Aufgabe: Gib aus dem Text über die weibliche Anatomie den Abschnitt wortgetreu wieder, der bei „Um die Erklärungen“ beginnt und bei „nicht schwanger werden.“ endet.

Text:
DIE WEIBLICHE ANATOMIE

Um die Erklärungen in diesem Buch besser zu verstehen, ist es wichtig, die Anatomie der inneren Geschlechtsorgane der Frau, die sich im Zentrum des Beckeninneren befinden, zu kennen. Grundsätzlich handelt es sich dabei um drei Organe, die alle eine bestimmte Funktion erfüllen: Eierstöcke, Gebärmutter und Eileiter.

Eierstöcke

Die Eierstöcke haben eine Doppelfunktion: Zum einen produzieren sie Hormone und zum anderen beherbergen sie Eizellen und sorgen Monat für Monat dafür, dass diese heranreifen. Es handelt sich dabei um parallel ablaufende und miteinander zusammenhängende Funktionen. Das heißt, wenn eine Eizelle heranreift, werden Hormone ausgeschüttet; ist die Reifung der Eizelle jedoch beeinträchtigt, funktioniert auch die Hormonausschüttung nicht richtig – und umgekehrt. In beiden Fällen kann die Frau nicht schwanger werden.

(Daten zum Dokumentverständnis)
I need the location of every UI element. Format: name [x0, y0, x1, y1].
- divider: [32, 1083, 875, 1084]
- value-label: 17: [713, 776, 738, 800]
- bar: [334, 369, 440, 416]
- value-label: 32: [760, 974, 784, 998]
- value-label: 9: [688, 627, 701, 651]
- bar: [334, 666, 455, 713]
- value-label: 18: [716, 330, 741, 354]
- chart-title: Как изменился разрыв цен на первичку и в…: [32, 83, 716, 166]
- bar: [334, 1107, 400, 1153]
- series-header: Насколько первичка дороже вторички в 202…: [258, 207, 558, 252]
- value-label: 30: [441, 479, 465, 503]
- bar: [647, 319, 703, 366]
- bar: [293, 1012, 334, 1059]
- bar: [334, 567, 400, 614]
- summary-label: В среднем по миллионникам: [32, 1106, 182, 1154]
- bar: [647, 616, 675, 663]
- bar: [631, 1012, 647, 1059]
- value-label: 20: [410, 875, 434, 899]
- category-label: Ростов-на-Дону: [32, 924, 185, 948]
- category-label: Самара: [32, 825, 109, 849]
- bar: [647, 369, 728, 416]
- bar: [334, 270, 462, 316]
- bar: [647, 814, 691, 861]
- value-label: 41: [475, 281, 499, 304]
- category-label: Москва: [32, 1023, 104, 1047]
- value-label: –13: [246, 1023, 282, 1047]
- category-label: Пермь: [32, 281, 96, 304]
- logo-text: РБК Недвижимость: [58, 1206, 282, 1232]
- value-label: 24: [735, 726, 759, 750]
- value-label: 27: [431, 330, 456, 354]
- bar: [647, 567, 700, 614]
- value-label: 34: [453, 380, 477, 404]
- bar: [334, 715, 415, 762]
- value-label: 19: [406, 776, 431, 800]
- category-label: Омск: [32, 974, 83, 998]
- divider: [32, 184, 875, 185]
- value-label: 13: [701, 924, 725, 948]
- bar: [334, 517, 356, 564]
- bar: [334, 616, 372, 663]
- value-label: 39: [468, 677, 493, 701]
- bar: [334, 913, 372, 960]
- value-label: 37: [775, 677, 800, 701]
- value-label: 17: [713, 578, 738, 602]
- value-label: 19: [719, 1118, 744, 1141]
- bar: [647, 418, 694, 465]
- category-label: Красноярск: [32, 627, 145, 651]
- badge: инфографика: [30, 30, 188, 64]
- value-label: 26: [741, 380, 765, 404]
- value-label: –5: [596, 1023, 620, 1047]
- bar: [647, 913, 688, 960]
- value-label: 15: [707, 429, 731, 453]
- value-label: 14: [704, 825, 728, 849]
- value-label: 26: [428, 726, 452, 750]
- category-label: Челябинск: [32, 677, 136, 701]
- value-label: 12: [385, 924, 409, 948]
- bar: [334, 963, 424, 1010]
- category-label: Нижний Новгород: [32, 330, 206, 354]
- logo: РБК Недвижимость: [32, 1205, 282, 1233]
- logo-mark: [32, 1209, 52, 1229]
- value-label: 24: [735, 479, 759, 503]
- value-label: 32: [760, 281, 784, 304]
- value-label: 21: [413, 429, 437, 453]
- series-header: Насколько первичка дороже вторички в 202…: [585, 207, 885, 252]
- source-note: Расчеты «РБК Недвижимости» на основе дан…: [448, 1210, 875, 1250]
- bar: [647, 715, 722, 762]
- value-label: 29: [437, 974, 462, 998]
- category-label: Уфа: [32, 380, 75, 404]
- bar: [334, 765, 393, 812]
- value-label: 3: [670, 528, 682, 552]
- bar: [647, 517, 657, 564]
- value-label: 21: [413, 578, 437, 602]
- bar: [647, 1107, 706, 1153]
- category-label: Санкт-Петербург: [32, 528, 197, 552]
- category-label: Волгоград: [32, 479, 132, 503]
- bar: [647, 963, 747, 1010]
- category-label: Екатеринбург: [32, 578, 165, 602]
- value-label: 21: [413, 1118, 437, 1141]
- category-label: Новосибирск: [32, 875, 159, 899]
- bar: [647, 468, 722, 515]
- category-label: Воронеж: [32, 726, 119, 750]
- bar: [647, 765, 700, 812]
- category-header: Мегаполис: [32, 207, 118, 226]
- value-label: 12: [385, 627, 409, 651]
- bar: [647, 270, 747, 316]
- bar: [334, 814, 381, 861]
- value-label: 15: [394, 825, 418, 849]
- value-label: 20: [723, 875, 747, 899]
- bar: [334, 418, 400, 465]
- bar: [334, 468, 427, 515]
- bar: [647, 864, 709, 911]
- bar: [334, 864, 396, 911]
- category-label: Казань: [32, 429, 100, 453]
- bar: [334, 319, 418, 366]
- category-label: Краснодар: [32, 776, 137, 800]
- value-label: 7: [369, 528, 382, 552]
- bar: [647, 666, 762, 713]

Antwort:
Um die Erklärungen in diesem Buch besser zu verstehen, ist es wichtig, die Anatomie der inneren Geschlechtsorgane der Frau, die sich im Zentrum des Beckeninneren befinden, zu kennen. Grundsätzlich handelt es sich dabei um drei Organe, die alle eine bestimmte Funktion erfüllen: Eierstöcke, Gebärmutter und Eileiter.

Eierstöcke

Die Eierstöcke haben eine Doppelfunktion: Zum einen produzieren sie Hormone und zum anderen beherbergen sie Eizellen und sorgen Monat für Monat dafür, dass diese heranreifen. Es handelt sich dabei um parallel ablaufende und miteinander zusammenhängende Funktionen. Das heißt, wenn eine Eizelle heranreift, werden Hormone ausgeschüttet; ist die Reifung der Eizelle jedoch beeinträchtigt, funktioniert auch die Hormonausschüttung nicht richtig – und umgekehrt. In beiden Fällen kann die Frau nicht schwanger werden.